• YOUR GOAL:
Every entry that follows should be written out again exactly.

• RECORDS FOR PROCESSING:
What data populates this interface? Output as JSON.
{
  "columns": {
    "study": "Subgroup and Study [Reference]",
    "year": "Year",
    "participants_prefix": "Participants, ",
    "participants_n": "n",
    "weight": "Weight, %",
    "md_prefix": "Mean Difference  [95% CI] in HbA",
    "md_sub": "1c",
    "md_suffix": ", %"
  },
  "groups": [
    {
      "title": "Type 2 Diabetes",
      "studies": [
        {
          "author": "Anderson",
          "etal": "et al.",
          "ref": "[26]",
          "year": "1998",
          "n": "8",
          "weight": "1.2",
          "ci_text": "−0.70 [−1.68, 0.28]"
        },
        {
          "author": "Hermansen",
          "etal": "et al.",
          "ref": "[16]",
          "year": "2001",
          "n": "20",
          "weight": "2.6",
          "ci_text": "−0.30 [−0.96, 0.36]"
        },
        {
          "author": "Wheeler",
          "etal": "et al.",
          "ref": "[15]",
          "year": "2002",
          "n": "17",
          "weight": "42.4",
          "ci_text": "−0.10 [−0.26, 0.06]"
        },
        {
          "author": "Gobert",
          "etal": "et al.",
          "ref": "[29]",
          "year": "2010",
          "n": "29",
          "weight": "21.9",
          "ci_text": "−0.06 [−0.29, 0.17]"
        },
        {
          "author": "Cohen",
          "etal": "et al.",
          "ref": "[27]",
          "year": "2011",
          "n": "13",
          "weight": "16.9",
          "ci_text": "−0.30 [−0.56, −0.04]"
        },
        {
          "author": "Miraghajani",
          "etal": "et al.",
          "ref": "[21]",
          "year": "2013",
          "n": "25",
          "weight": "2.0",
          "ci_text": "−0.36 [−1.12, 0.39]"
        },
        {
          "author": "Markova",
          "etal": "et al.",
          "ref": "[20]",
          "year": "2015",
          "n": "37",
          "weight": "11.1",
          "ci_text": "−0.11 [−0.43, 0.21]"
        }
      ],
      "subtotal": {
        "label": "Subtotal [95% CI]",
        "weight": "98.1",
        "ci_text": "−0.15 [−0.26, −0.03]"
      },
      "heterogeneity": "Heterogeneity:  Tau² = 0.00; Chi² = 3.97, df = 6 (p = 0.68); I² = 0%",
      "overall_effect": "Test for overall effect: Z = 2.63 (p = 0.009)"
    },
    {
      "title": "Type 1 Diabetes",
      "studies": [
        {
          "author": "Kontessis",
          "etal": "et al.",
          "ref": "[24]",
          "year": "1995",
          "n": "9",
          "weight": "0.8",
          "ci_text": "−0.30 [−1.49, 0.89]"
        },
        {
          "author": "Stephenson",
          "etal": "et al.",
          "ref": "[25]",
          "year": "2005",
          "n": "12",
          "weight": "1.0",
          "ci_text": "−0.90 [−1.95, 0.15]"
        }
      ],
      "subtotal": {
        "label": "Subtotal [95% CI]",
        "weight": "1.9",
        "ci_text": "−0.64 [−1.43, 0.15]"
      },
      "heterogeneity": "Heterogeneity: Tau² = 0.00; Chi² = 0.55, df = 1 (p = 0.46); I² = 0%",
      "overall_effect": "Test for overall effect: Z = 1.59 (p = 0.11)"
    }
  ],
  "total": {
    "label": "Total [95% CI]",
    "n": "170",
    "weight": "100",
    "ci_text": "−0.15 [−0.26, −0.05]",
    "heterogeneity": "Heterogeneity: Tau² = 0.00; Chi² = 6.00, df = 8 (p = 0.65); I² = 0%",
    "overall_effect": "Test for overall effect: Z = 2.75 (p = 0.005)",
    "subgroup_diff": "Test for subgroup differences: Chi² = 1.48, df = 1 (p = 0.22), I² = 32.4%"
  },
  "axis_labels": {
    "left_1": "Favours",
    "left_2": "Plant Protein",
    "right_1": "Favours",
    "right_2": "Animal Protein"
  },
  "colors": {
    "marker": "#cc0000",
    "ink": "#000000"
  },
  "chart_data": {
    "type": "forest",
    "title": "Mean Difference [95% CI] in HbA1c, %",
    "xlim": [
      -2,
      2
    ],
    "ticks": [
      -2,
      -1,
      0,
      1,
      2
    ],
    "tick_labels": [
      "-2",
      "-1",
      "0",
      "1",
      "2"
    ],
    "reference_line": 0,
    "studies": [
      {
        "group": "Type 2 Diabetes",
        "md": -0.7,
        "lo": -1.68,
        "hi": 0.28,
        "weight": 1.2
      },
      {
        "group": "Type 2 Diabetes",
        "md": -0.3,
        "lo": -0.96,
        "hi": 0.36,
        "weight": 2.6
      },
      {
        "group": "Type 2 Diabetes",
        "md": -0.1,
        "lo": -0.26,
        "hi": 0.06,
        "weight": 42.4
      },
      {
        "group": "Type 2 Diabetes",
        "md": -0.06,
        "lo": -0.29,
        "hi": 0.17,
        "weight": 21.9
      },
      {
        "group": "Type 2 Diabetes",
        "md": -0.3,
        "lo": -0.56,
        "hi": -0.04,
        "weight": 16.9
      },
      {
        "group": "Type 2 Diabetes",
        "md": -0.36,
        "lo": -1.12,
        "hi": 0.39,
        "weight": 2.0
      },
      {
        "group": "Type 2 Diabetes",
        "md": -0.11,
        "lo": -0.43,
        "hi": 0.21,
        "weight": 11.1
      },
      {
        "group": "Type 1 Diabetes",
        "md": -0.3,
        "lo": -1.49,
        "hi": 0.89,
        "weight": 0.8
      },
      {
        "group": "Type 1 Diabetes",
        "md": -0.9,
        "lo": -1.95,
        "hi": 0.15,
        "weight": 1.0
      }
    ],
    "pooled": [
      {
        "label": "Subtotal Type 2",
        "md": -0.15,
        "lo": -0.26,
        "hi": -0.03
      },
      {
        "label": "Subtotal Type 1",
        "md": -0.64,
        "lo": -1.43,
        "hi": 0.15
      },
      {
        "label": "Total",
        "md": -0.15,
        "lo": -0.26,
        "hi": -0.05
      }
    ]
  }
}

• ANSWER FOR THE TASK:
What data populates this interface? Output as JSON.
{
  "columns": {
    "study": "Subgroup and Study [Reference]",
    "year": "Year",
    "participants_prefix": "Participants, ",
    "participants_n": "n",
    "weight": "Weight, %",
    "md_prefix": "Mean Difference  [95% CI] in HbA",
    "md_sub": "1c",
    "md_suffix": ", %"
  },
  "groups": [
    {
      "title": "Type 2 Diabetes",
      "studies": [
        {
          "author": "Anderson",
          "etal": "et al.",
          "ref": "[26]",
          "year": "1998",
          "n": "8",
          "weight": "1.2",
          "ci_text": "−0.70 [−1.68, 0.28]"
        },
        {
          "author": "Hermansen",
          "etal": "et al.",
          "ref": "[16]",
          "year": "2001",
          "n": "20",
          "weight": "2.6",
          "ci_text": "−0.30 [−0.96, 0.36]"
        },
        {
          "author": "Wheeler",
          "etal": "et al.",
          "ref": "[15]",
          "year": "2002",
          "n": "17",
          "weight": "42.4",
          "ci_text": "−0.10 [−0.26, 0.06]"
        },
        {
          "author": "Gobert",
          "etal": "et al.",
          "ref": "[29]",
          "year": "2010",
          "n": "29",
          "weight": "21.9",
          "ci_text": "−0.06 [−0.29, 0.17]"
        },
        {
          "author": "Cohen",
          "etal": "et al.",
          "ref": "[27]",
          "year": "2011",
          "n": "13",
          "weight": "16.9",
          "ci_text": "−0.30 [−0.56, −0.04]"
        },
        {
          "author": "Miraghajani",
          "etal": "et al.",
          "ref": "[21]",
          "year": "2013",
          "n": "25",
          "weight": "2.0",
          "ci_text": "−0.36 [−1.12, 0.39]"
        },
        {
          "author": "Markova",
          "etal": "et al.",
          "ref": "[20]",
          "year": "2015",
          "n": "37",
          "weight": "11.1",
          "ci_text": "−0.11 [−0.43, 0.21]"
        }
      ],
      "subtotal": {
        "label": "Subtotal [95% CI]",
        "weight": "98.1",
        "ci_text": "−0.15 [−0.26, −0.03]"
      },
      "heterogeneity": "Heterogeneity:  Tau² = 0.00; Chi² = 3.97, df = 6 (p = 0.68); I² = 0%",
      "overall_effect": "Test for overall effect: Z = 2.63 (p = 0.009)"
    },
    {
      "title": "Type 1 Diabetes",
      "studies": [
        {
          "author": "Kontessis",
          "etal": "et al.",
          "ref": "[24]",
          "year": "1995",
          "n": "9",
          "weight": "0.8",
          "ci_text": "−0.30 [−1.49, 0.89]"
        },
        {
          "author": "Stephenson",
          "etal": "et al.",
          "ref": "[25]",
          "year": "2005",
          "n": "12",
          "weight": "1.0",
          "ci_text": "−0.90 [−1.95, 0.15]"
        }
      ],
      "subtotal": {
        "label": "Subtotal [95% CI]",
        "weight": "1.9",
        "ci_text": "−0.64 [−1.43, 0.15]"
      },
      "heterogeneity": "Heterogeneity: Tau² = 0.00; Chi² = 0.55, df = 1 (p = 0.46); I² = 0%",
      "overall_effect": "Test for overall effect: Z = 1.59 (p = 0.11)"
    }
  ],
  "total": {
    "label": "Total [95% CI]",
    "n": "170",
    "weight": "100",
    "ci_text": "−0.15 [−0.26, −0.05]",
    "heterogeneity": "Heterogeneity: Tau² = 0.00; Chi² = 6.00, df = 8 (p = 0.65); I² = 0%",
    "overall_effect": "Test for overall effect: Z = 2.75 (p = 0.005)",
    "subgroup_diff": "Test for subgroup differences: Chi² = 1.48, df = 1 (p = 0.22), I² = 32.4%"
  },
  "axis_labels": {
    "left_1": "Favours",
    "left_2": "Plant Protein",
    "right_1": "Favours",
    "right_2": "Animal Protein"
  },
  "colors": {
    "marker": "#cc0000",
    "ink": "#000000"
  },
  "chart_data": {
    "type": "forest",
    "title": "Mean Difference [95% CI] in HbA1c, %",
    "xlim": [
      -2,
      2
    ],
    "ticks": [
      -2,
      -1,
      0,
      1,
      2
    ],
    "tick_labels": [
      "-2",
      "-1",
      "0",
      "1",
      "2"
    ],
    "reference_line": 0,
    "studies": [
      {
        "group": "Type 2 Diabetes",
        "md": -0.7,
        "lo": -1.68,
        "hi": 0.28,
        "weight": 1.2
      },
      {
        "group": "Type 2 Diabetes",
        "md": -0.3,
        "lo": -0.96,
        "hi": 0.36,
        "weight": 2.6
      },
      {
        "group": "Type 2 Diabetes",
        "md": -0.1,
        "lo": -0.26,
        "hi": 0.06,
        "weight": 42.4
      },
      {
        "group": "Type 2 Diabetes",
        "md": -0.06,
        "lo": -0.29,
        "hi": 0.17,
        "weight": 21.9
      },
      {
        "group": "Type 2 Diabetes",
        "md": -0.3,
        "lo": -0.56,
        "hi": -0.04,
        "weight": 16.9
      },
      {
        "group": "Type 2 Diabetes",
        "md": -0.36,
        "lo": -1.12,
        "hi": 0.39,
        "weight": 2.0
      },
      {
        "group": "Type 2 Diabetes",
        "md": -0.11,
        "lo": -0.43,
        "hi": 0.21,
        "weight": 11.1
      },
      {
        "group": "Type 1 Diabetes",
        "md": -0.3,
        "lo": -1.49,
        "hi": 0.89,
        "weight": 0.8
      },
      {
        "group": "Type 1 Diabetes",
        "md": -0.9,
        "lo": -1.95,
        "hi": 0.15,
        "weight": 1.0
      }
    ],
    "pooled": [
      {
        "label": "Subtotal Type 2",
        "md": -0.15,
        "lo": -0.26,
        "hi": -0.03
      },
      {
        "label": "Subtotal Type 1",
        "md": -0.64,
        "lo": -1.43,
        "hi": 0.15
      },
      {
        "label": "Total",
        "md": -0.15,
        "lo": -0.26,
        "hi": -0.05
      }
    ]
  }
}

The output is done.